▸ INSTRUCTIONS TO FOLLOW: Go over the entries below line by line, copying each one that contains the word "text".

▸ RECORDS TO USE:
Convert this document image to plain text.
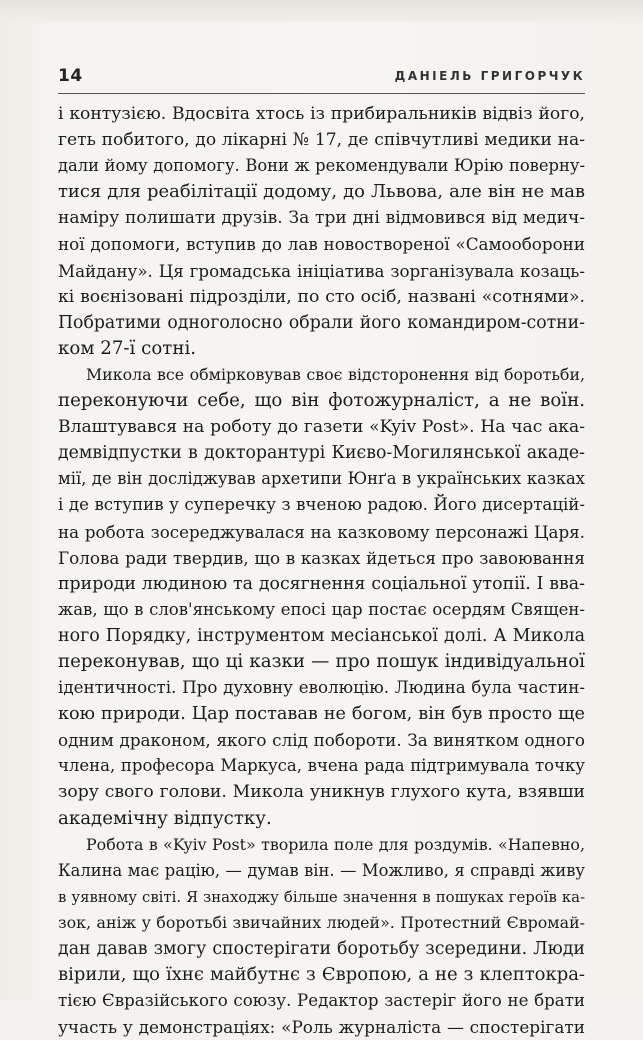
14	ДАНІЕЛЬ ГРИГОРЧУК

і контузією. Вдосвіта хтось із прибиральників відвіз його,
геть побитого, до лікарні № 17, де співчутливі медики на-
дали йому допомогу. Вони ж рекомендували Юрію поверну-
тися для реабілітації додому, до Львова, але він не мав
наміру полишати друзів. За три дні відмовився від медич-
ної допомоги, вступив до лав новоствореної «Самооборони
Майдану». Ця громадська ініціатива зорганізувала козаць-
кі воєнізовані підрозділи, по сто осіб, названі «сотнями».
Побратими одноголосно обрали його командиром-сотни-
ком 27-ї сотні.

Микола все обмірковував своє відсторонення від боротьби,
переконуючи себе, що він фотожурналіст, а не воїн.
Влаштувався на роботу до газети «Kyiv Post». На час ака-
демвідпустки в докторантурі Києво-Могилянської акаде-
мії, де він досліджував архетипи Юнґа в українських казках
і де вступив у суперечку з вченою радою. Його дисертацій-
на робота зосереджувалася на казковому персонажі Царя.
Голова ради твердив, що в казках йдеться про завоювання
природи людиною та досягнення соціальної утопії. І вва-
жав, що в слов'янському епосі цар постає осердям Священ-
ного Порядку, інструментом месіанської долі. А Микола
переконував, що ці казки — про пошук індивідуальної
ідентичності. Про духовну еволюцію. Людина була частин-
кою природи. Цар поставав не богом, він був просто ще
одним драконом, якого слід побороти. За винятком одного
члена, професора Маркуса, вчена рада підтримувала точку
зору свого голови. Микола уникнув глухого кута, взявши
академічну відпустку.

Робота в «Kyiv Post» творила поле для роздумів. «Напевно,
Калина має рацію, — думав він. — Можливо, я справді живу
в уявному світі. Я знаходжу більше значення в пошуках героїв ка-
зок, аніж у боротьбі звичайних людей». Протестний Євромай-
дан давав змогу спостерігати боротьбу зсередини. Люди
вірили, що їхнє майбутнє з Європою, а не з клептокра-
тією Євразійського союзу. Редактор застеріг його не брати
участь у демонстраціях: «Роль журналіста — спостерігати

--

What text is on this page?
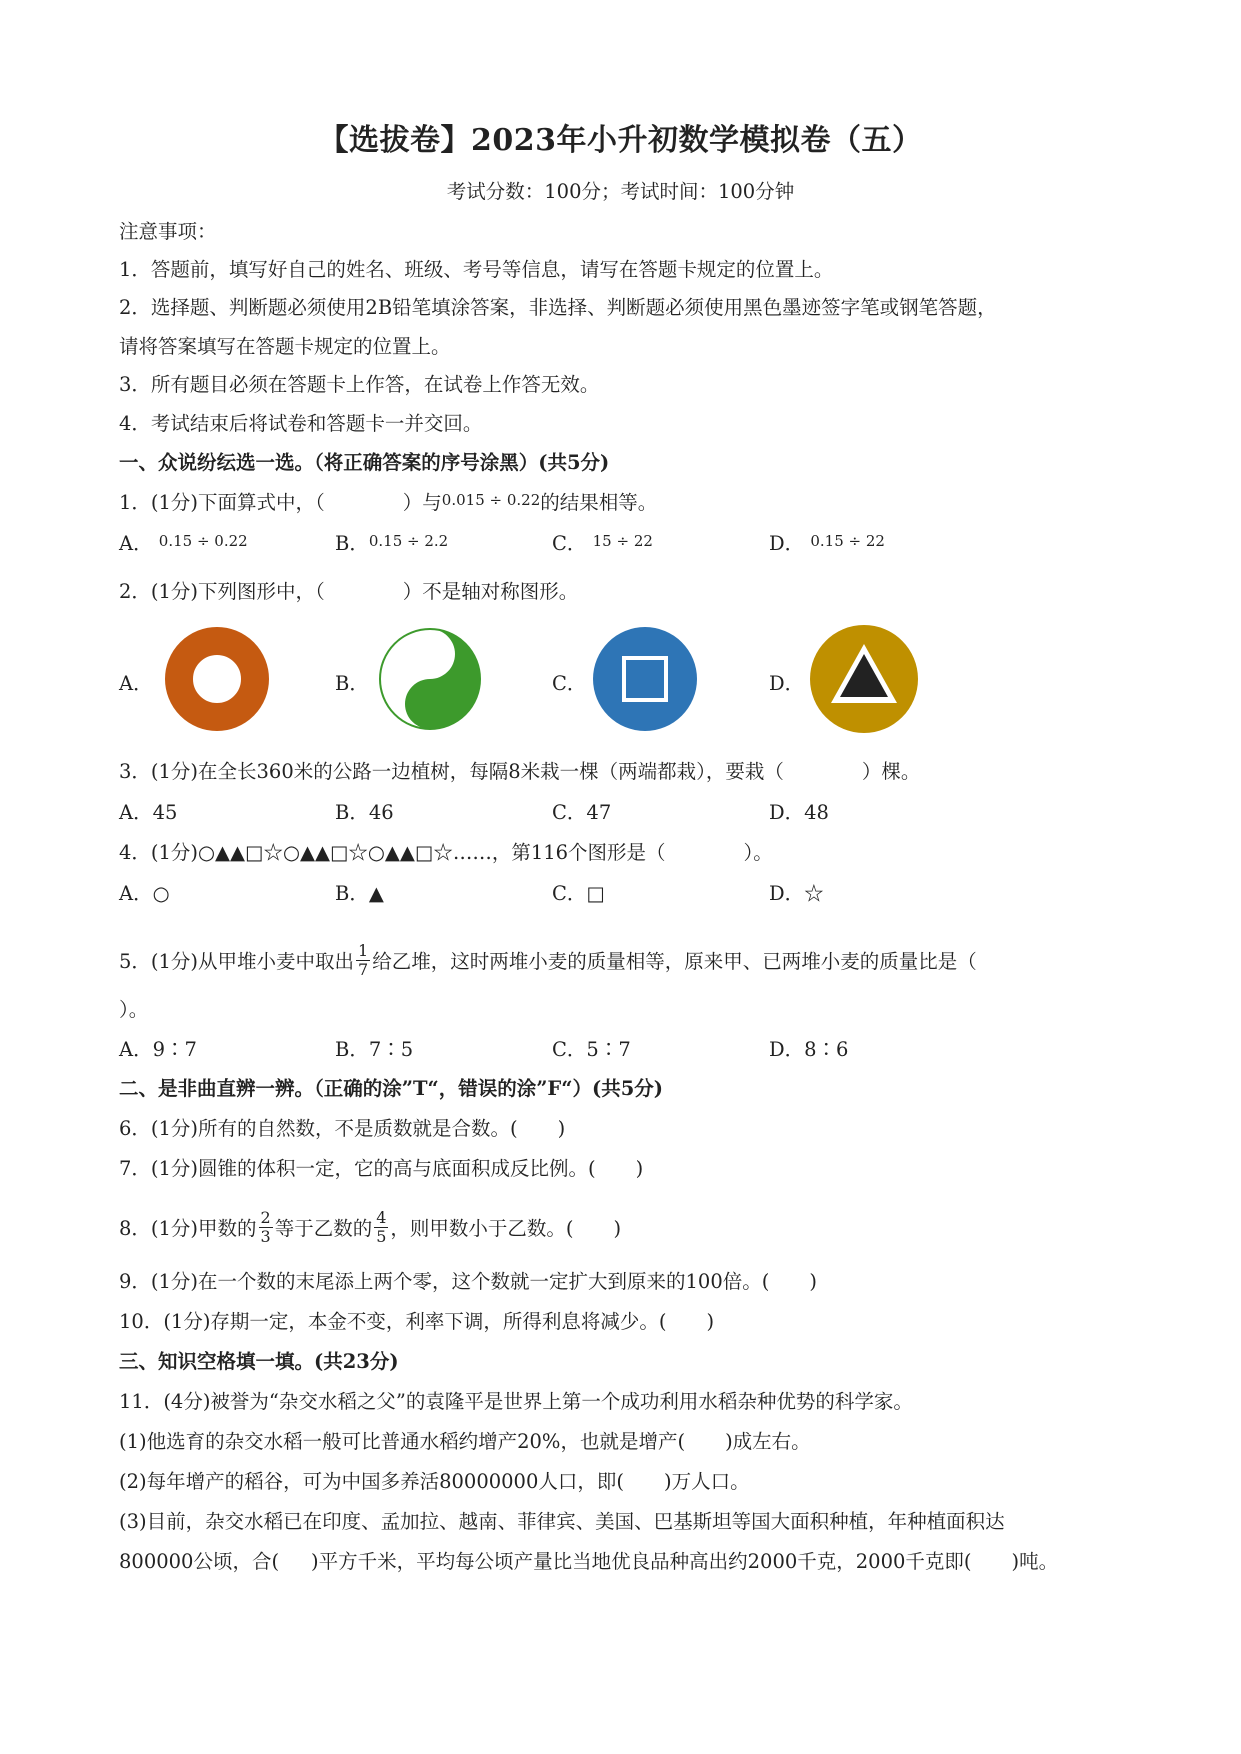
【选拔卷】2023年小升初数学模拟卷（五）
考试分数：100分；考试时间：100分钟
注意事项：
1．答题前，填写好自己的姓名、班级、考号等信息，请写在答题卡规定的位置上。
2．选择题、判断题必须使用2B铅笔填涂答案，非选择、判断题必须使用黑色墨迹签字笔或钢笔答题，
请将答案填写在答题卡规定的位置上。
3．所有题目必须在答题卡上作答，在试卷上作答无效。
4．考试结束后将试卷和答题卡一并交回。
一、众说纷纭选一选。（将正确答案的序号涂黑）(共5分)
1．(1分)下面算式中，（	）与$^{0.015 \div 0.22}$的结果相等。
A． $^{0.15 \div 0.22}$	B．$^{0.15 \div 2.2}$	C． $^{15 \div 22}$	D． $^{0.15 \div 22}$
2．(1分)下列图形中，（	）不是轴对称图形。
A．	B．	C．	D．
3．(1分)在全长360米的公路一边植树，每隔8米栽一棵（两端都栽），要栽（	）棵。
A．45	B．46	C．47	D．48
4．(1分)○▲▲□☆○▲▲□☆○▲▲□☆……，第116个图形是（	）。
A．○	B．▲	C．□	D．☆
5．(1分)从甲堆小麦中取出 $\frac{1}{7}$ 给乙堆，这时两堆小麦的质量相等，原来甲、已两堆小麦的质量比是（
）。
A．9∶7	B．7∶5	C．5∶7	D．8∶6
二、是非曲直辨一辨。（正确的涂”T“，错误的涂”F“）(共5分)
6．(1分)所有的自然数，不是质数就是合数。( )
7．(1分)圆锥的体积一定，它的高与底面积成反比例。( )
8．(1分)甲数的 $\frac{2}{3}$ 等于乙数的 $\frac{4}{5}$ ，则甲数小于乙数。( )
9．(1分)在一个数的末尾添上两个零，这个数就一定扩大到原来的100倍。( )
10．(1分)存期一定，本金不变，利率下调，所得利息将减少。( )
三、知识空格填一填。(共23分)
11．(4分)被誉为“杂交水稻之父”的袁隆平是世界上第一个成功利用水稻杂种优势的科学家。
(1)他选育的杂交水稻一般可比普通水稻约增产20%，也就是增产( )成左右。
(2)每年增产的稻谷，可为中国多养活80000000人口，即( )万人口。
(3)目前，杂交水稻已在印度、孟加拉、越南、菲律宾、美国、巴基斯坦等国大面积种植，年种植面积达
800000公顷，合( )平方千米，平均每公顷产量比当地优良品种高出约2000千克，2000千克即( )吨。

▸ FULL SOLUTION:
Convert this document image to plain text.
What text is on this page?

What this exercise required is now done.